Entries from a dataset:
◇ ◇ ◇ ◇
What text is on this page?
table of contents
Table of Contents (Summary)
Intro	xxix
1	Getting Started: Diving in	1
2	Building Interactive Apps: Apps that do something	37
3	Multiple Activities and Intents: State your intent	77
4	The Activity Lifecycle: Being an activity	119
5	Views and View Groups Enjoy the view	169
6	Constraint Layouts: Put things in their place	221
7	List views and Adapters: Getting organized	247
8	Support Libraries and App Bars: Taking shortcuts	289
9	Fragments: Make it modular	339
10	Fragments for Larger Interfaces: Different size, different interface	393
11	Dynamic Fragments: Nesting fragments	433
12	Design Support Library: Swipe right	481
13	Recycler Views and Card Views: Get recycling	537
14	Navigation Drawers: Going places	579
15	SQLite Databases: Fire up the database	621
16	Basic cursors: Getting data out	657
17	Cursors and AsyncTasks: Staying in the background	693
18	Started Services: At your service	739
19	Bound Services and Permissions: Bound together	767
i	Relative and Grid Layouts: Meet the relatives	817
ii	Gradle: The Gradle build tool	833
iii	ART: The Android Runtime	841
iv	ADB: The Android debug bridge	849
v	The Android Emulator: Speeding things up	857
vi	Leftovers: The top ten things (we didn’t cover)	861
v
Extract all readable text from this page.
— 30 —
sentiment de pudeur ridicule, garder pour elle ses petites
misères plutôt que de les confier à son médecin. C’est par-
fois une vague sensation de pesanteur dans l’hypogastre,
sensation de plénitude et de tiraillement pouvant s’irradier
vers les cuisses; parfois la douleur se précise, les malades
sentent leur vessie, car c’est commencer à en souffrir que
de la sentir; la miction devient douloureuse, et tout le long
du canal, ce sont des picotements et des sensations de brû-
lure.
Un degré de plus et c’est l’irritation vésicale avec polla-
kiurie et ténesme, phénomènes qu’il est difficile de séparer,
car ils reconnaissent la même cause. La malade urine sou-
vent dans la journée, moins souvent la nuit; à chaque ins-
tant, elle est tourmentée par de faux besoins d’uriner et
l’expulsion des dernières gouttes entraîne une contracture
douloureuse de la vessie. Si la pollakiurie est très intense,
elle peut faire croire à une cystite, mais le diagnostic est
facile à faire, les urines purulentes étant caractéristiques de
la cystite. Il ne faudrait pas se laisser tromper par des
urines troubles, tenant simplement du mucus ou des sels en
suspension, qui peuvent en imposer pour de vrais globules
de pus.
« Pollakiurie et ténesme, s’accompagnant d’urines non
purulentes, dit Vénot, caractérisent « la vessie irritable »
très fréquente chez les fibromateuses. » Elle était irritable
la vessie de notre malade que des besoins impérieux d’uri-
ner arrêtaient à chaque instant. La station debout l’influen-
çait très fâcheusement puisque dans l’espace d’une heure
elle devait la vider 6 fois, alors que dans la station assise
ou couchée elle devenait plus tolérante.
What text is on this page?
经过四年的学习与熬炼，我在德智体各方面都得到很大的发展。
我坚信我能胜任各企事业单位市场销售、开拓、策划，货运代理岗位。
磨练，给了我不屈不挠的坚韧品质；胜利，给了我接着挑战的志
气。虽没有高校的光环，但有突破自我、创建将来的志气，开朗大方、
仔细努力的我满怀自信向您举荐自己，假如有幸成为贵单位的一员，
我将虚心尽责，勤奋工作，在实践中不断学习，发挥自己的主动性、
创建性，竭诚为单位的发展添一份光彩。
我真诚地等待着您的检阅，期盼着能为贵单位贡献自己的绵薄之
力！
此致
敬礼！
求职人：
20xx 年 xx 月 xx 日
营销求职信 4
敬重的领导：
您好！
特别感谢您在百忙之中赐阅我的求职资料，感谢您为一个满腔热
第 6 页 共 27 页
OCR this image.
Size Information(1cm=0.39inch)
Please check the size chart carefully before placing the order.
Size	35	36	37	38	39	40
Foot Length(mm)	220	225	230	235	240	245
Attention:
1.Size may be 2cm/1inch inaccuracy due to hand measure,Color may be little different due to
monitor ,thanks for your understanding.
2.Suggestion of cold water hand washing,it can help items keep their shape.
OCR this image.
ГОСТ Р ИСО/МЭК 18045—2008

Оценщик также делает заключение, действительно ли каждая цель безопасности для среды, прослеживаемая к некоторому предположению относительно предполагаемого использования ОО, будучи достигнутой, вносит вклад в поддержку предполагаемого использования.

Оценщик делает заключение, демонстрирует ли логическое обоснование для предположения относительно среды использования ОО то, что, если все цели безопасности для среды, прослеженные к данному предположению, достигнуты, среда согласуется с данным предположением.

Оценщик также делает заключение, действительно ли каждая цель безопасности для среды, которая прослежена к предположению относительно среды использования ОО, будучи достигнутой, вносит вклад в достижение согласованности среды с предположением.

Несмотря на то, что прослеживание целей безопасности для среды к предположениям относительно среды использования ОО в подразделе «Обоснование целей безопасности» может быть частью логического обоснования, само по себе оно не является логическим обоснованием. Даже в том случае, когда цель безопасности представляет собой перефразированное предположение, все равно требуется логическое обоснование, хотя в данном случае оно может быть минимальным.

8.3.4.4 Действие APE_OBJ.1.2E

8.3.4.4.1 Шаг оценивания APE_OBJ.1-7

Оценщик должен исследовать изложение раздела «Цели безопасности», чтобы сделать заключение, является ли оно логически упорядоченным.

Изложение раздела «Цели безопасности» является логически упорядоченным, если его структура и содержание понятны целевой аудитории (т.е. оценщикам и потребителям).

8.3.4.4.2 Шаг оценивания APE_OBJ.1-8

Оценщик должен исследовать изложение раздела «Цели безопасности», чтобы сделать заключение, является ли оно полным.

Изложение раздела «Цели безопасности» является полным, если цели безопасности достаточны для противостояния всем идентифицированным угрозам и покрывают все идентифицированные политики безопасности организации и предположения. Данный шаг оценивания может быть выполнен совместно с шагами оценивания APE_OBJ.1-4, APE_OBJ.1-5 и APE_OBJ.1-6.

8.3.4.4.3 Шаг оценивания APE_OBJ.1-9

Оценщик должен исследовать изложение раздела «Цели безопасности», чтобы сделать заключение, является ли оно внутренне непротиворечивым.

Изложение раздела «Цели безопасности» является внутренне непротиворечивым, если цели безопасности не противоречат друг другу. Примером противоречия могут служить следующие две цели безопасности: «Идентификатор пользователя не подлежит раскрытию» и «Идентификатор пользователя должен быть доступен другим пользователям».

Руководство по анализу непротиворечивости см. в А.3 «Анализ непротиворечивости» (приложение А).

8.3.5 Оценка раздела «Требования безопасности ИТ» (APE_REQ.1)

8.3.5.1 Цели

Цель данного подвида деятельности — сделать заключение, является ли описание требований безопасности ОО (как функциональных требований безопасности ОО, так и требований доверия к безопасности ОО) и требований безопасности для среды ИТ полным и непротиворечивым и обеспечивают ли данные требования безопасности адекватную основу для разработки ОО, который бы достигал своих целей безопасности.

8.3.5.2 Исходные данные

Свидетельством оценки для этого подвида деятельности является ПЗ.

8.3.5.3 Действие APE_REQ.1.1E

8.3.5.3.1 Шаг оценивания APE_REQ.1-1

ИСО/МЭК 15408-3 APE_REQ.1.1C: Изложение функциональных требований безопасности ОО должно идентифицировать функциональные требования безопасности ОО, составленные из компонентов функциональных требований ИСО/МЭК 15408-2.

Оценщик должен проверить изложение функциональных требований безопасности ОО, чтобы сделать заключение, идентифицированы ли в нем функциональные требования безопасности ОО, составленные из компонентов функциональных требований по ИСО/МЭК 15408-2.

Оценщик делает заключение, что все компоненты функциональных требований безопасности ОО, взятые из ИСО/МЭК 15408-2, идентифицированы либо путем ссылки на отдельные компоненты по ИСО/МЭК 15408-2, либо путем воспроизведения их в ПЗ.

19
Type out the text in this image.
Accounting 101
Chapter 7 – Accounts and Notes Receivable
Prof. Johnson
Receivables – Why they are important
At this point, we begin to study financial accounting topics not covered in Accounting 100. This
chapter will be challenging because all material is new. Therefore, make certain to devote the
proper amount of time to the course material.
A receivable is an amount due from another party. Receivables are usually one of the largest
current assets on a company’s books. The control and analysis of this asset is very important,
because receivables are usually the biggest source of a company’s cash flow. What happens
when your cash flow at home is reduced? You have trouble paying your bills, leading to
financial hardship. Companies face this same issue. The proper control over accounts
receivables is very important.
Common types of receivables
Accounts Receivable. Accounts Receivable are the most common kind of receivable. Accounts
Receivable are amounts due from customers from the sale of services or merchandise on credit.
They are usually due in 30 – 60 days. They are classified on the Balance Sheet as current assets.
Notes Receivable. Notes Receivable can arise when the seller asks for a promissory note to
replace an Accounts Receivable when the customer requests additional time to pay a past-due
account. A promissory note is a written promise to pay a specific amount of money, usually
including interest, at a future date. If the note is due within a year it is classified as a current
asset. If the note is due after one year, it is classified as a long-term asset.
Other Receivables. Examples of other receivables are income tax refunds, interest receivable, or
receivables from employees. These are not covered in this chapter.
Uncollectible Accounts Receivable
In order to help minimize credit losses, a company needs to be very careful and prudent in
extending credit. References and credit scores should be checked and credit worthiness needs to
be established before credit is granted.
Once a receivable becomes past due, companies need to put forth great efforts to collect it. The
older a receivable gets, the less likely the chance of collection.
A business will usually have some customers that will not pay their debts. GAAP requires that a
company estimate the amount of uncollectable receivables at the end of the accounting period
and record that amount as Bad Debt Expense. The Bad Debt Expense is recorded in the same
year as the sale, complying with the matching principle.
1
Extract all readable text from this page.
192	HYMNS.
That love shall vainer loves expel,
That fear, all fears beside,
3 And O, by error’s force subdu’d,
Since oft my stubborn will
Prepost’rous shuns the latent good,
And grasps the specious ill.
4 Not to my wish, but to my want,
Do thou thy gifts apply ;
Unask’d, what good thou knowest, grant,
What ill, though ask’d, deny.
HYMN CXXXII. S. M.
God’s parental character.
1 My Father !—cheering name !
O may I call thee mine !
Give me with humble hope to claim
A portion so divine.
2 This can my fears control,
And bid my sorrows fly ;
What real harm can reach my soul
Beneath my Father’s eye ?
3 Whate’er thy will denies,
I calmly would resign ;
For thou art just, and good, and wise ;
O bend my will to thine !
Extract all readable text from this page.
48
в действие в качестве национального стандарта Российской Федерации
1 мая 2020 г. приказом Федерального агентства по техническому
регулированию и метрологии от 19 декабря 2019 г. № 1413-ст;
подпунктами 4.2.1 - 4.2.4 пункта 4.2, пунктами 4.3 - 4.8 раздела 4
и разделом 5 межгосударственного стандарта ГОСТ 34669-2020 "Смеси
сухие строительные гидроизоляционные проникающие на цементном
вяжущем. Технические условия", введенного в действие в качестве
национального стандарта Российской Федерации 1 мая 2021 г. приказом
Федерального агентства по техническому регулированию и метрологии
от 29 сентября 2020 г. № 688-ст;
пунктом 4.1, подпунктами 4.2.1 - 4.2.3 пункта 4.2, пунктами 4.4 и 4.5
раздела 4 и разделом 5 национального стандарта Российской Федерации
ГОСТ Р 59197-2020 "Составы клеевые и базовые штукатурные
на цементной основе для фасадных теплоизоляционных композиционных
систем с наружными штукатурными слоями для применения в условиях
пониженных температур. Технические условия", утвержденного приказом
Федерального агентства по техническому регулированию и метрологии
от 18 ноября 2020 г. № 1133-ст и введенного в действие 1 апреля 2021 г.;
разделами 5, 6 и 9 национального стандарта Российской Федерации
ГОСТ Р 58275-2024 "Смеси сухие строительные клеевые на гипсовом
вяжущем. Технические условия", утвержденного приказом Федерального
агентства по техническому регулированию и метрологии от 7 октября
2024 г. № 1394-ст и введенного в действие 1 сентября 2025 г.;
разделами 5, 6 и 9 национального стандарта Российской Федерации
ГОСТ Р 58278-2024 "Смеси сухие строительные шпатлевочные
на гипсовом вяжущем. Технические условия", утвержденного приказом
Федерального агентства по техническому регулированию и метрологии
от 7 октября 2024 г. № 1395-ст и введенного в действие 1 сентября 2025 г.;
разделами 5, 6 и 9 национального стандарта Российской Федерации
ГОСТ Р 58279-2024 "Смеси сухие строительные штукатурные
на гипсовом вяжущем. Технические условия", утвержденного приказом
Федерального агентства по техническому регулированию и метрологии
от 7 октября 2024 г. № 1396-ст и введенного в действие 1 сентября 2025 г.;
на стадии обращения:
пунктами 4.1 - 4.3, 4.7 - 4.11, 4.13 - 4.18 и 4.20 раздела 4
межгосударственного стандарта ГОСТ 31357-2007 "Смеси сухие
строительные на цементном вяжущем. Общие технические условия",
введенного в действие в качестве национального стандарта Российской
◇ ◇ ◇ ◇
• **WHAT IS EXPECTED**
Provide only the number of lines in the records containing the string "подвида".

• **SOLUTION TO THIS EXERCISE**
2